Pictures don't belong in the copy; print all the records exactly.

### Dataset items
[Start]
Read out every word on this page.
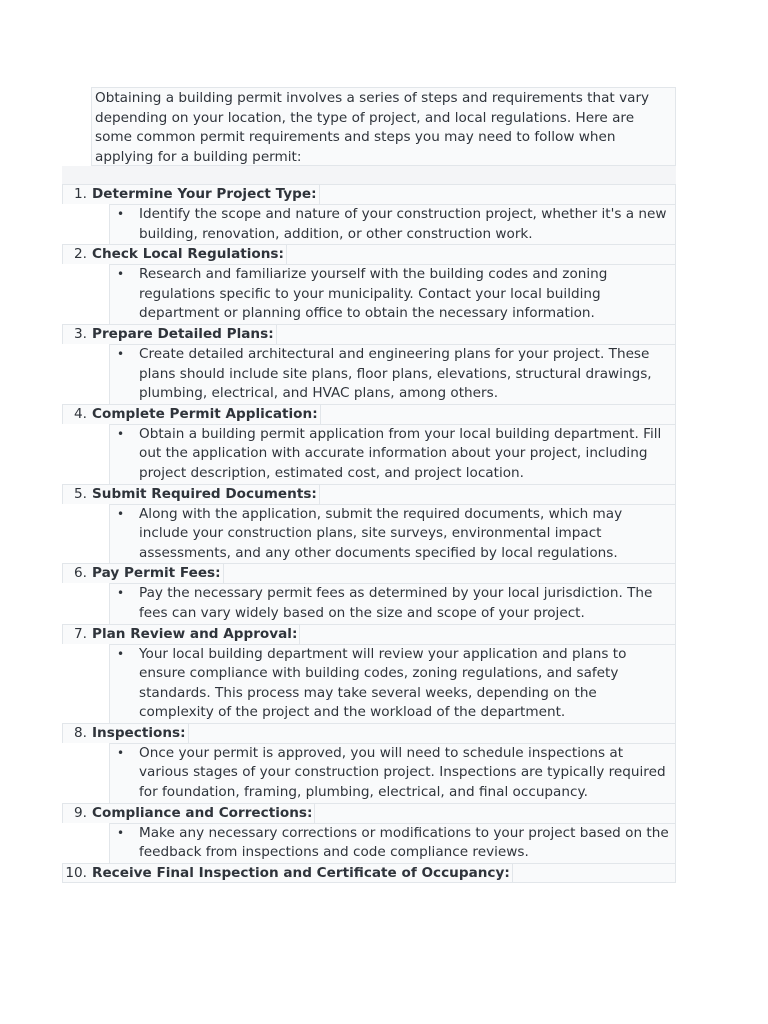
Obtaining a building permit involves a series of steps and requirements that vary depending on your location, the type of project, and local regulations. Here are some common permit requirements and steps you may need to follow when applying for a building permit:
1. Determine Your Project Type:
• Identify the scope and nature of your construction project, whether it's a new building, renovation, addition, or other construction work.
2. Check Local Regulations:
• Research and familiarize yourself with the building codes and zoning regulations specific to your municipality. Contact your local building department or planning office to obtain the necessary information.
3. Prepare Detailed Plans:
• Create detailed architectural and engineering plans for your project. These plans should include site plans, floor plans, elevations, structural drawings, plumbing, electrical, and HVAC plans, among others.
4. Complete Permit Application:
• Obtain a building permit application from your local building department. Fill out the application with accurate information about your project, including project description, estimated cost, and project location.
5. Submit Required Documents:
• Along with the application, submit the required documents, which may include your construction plans, site surveys, environmental impact assessments, and any other documents specified by local regulations.
6. Pay Permit Fees:
• Pay the necessary permit fees as determined by your local jurisdiction. The fees can vary widely based on the size and scope of your project.
7. Plan Review and Approval:
• Your local building department will review your application and plans to ensure compliance with building codes, zoning regulations, and safety standards. This process may take several weeks, depending on the complexity of the project and the workload of the department.
8. Inspections:
• Once your permit is approved, you will need to schedule inspections at various stages of your construction project. Inspections are typically required for foundation, framing, plumbing, electrical, and final occupancy.
9. Compliance and Corrections:
• Make any necessary corrections or modifications to your project based on the feedback from inspections and code compliance reviews.
10. Receive Final Inspection and Certificate of Occupancy:
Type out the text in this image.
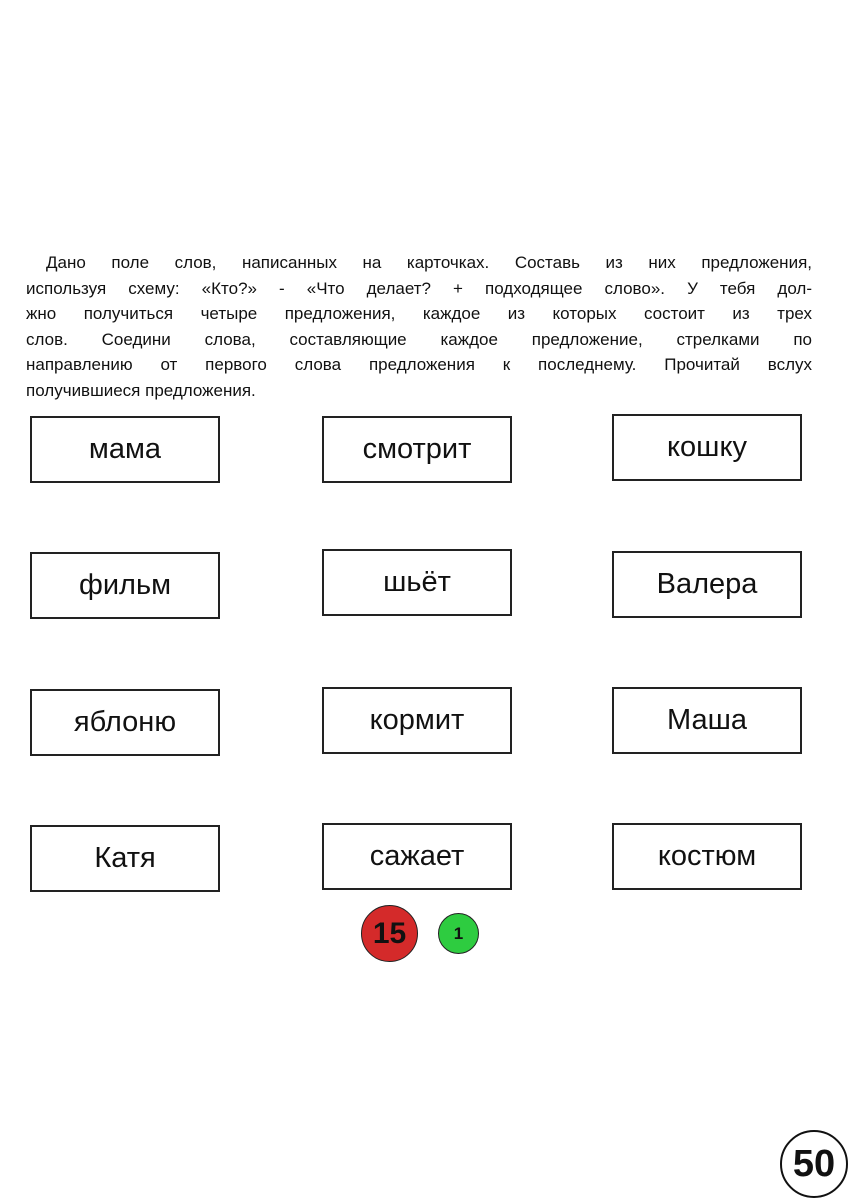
Дано поле слов, написанных на карточках. Составь из них предложения,
используя схему: «Кто?» - «Что делает? + подходящее слово». У тебя дол-
жно получиться четыре предложения, каждое из которых состоит из трех
слов. Соедини слова, составляющие каждое предложение, стрелками по
направлению от первого слова предложения к последнему. Прочитай вслух
получившиеся предложения.
мама	смотрит	кошку
фильм	шьёт	Валера
яблоню	кормит	Маша
Катя	сажает	костюм
15	1
50
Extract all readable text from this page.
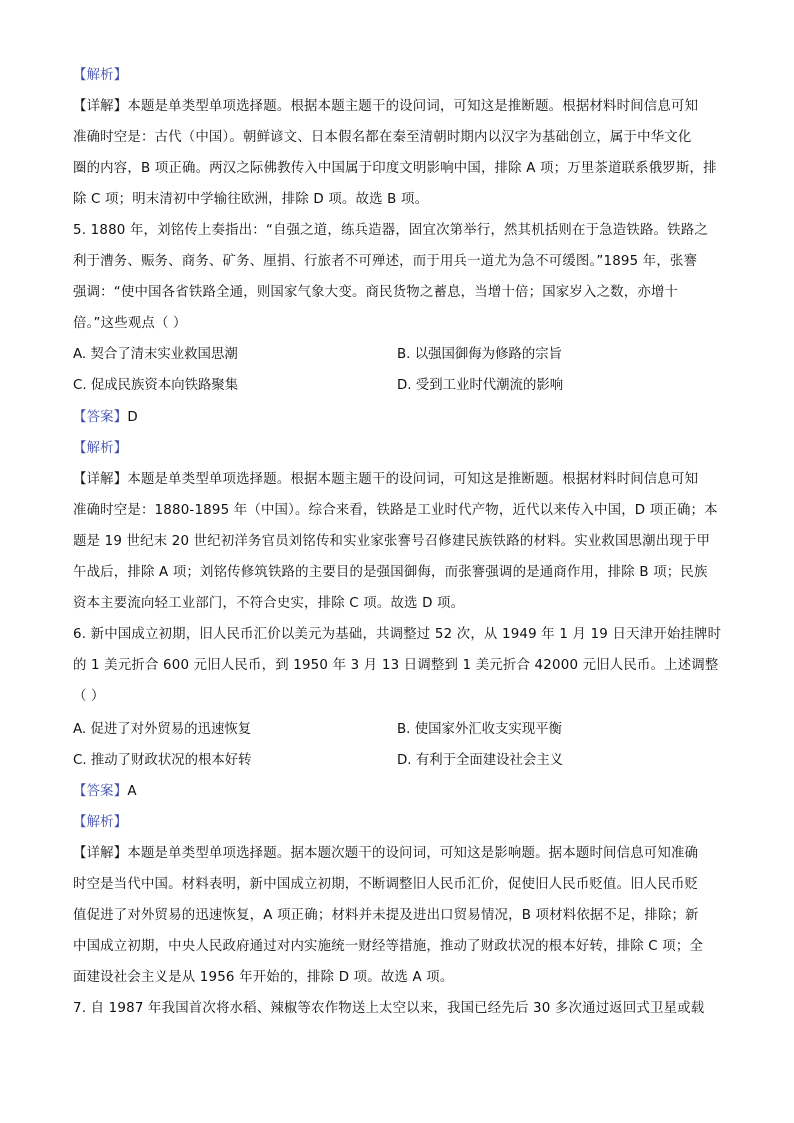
【解析】
【详解】本题是单类型单项选择题。根据本题主题干的设问词，可知这是推断题。根据材料时间信息可知
准确时空是：古代（中国）。朝鲜谚文、日本假名都在秦至清朝时期内以汉字为基础创立，属于中华文化
圈的内容，B 项正确。两汉之际佛教传入中国属于印度文明影响中国，排除 A 项；万里茶道联系俄罗斯，排
除 C 项；明末清初中学输往欧洲，排除 D 项。故选 B 项。
5. 1880 年，刘铭传上奏指出：“自强之道，练兵造器，固宜次第举行，然其机括则在于急造铁路。铁路之
利于漕务、赈务、商务、矿务、厘捐、行旅者不可殚述，而于用兵一道尤为急不可缓图。”1895 年，张謇
强调：“使中国各省铁路全通，则国家气象大变。商民货物之蓄息，当增十倍；国家岁入之数，亦增十
倍。”这些观点（ ）
A. 契合了清末实业救国思潮	B. 以强国御侮为修路的宗旨
C. 促成民族资本向铁路聚集	D. 受到工业时代潮流的影响
【答案】D
【解析】
【详解】本题是单类型单项选择题。根据本题主题干的设问词，可知这是推断题。根据材料时间信息可知
准确时空是：1880-1895 年（中国）。综合来看，铁路是工业时代产物，近代以来传入中国，D 项正确；本
题是 19 世纪末 20 世纪初洋务官员刘铭传和实业家张謇号召修建民族铁路的材料。实业救国思潮出现于甲
午战后，排除 A 项；刘铭传修筑铁路的主要目的是强国御侮，而张謇强调的是通商作用，排除 B 项；民族
资本主要流向轻工业部门，不符合史实，排除 C 项。故选 D 项。
6. 新中国成立初期，旧人民币汇价以美元为基础，共调整过 52 次，从 1949 年 1 月 19 日天津开始挂牌时
的 1 美元折合 600 元旧人民币，到 1950 年 3 月 13 日调整到 1 美元折合 42000 元旧人民币。上述调整
（ ）
A. 促进了对外贸易的迅速恢复	B. 使国家外汇收支实现平衡
C. 推动了财政状况的根本好转	D. 有利于全面建设社会主义
【答案】A
【解析】
【详解】本题是单类型单项选择题。据本题次题干的设问词，可知这是影响题。据本题时间信息可知准确
时空是当代中国。材料表明，新中国成立初期，不断调整旧人民币汇价，促使旧人民币贬值。旧人民币贬
值促进了对外贸易的迅速恢复，A 项正确；材料并未提及进出口贸易情况，B 项材料依据不足，排除；新
中国成立初期，中央人民政府通过对内实施统一财经等措施，推动了财政状况的根本好转，排除 C 项；全
面建设社会主义是从 1956 年开始的，排除 D 项。故选 A 项。
7. 自 1987 年我国首次将水稻、辣椒等农作物送上太空以来，我国已经先后 30 多次通过返回式卫星或载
[End]
### Task response
Read out every word on this page.
Obtaining a building permit involves a series of steps and requirements that vary depending on your location, the type of project, and local regulations. Here are some common permit requirements and steps you may need to follow when applying for a building permit:
1. Determine Your Project Type:
• Identify the scope and nature of your construction project, whether it's a new building, renovation, addition, or other construction work.
2. Check Local Regulations:
• Research and familiarize yourself with the building codes and zoning regulations specific to your municipality. Contact your local building department or planning office to obtain the necessary information.
3. Prepare Detailed Plans:
• Create detailed architectural and engineering plans for your project. These plans should include site plans, floor plans, elevations, structural drawings, plumbing, electrical, and HVAC plans, among others.
4. Complete Permit Application:
• Obtain a building permit application from your local building department. Fill out the application with accurate information about your project, including project description, estimated cost, and project location.
5. Submit Required Documents:
• Along with the application, submit the required documents, which may include your construction plans, site surveys, environmental impact assessments, and any other documents specified by local regulations.
6. Pay Permit Fees:
• Pay the necessary permit fees as determined by your local jurisdiction. The fees can vary widely based on the size and scope of your project.
7. Plan Review and Approval:
• Your local building department will review your application and plans to ensure compliance with building codes, zoning regulations, and safety standards. This process may take several weeks, depending on the complexity of the project and the workload of the department.
8. Inspections:
• Once your permit is approved, you will need to schedule inspections at various stages of your construction project. Inspections are typically required for foundation, framing, plumbing, electrical, and final occupancy.
9. Compliance and Corrections:
• Make any necessary corrections or modifications to your project based on the feedback from inspections and code compliance reviews.
10. Receive Final Inspection and Certificate of Occupancy:
Type out the text in this image.
Дано поле слов, написанных на карточках. Составь из них предложения,
используя схему: «Кто?» - «Что делает? + подходящее слово». У тебя дол-
жно получиться четыре предложения, каждое из которых состоит из трех
слов. Соедини слова, составляющие каждое предложение, стрелками по
направлению от первого слова предложения к последнему. Прочитай вслух
получившиеся предложения.
мама	смотрит	кошку
фильм	шьёт	Валера
яблоню	кормит	Маша
Катя	сажает	костюм
15	1
50
Extract all readable text from this page.
【解析】
【详解】本题是单类型单项选择题。根据本题主题干的设问词，可知这是推断题。根据材料时间信息可知
准确时空是：古代（中国）。朝鲜谚文、日本假名都在秦至清朝时期内以汉字为基础创立，属于中华文化
圈的内容，B 项正确。两汉之际佛教传入中国属于印度文明影响中国，排除 A 项；万里茶道联系俄罗斯，排
除 C 项；明末清初中学输往欧洲，排除 D 项。故选 B 项。
5. 1880 年，刘铭传上奏指出：“自强之道，练兵造器，固宜次第举行，然其机括则在于急造铁路。铁路之
利于漕务、赈务、商务、矿务、厘捐、行旅者不可殚述，而于用兵一道尤为急不可缓图。”1895 年，张謇
强调：“使中国各省铁路全通，则国家气象大变。商民货物之蓄息，当增十倍；国家岁入之数，亦增十
倍。”这些观点（ ）
A. 契合了清末实业救国思潮	B. 以强国御侮为修路的宗旨
C. 促成民族资本向铁路聚集	D. 受到工业时代潮流的影响
【答案】D
【解析】
【详解】本题是单类型单项选择题。根据本题主题干的设问词，可知这是推断题。根据材料时间信息可知
准确时空是：1880-1895 年（中国）。综合来看，铁路是工业时代产物，近代以来传入中国，D 项正确；本
题是 19 世纪末 20 世纪初洋务官员刘铭传和实业家张謇号召修建民族铁路的材料。实业救国思潮出现于甲
午战后，排除 A 项；刘铭传修筑铁路的主要目的是强国御侮，而张謇强调的是通商作用，排除 B 项；民族
资本主要流向轻工业部门，不符合史实，排除 C 项。故选 D 项。
6. 新中国成立初期，旧人民币汇价以美元为基础，共调整过 52 次，从 1949 年 1 月 19 日天津开始挂牌时
的 1 美元折合 600 元旧人民币，到 1950 年 3 月 13 日调整到 1 美元折合 42000 元旧人民币。上述调整
（ ）
A. 促进了对外贸易的迅速恢复	B. 使国家外汇收支实现平衡
C. 推动了财政状况的根本好转	D. 有利于全面建设社会主义
【答案】A
【解析】
【详解】本题是单类型单项选择题。据本题次题干的设问词，可知这是影响题。据本题时间信息可知准确
时空是当代中国。材料表明，新中国成立初期，不断调整旧人民币汇价，促使旧人民币贬值。旧人民币贬
值促进了对外贸易的迅速恢复，A 项正确；材料并未提及进出口贸易情况，B 项材料依据不足，排除；新
中国成立初期，中央人民政府通过对内实施统一财经等措施，推动了财政状况的根本好转，排除 C 项；全
面建设社会主义是从 1956 年开始的，排除 D 项。故选 A 项。
7. 自 1987 年我国首次将水稻、辣椒等农作物送上太空以来，我国已经先后 30 多次通过返回式卫星或载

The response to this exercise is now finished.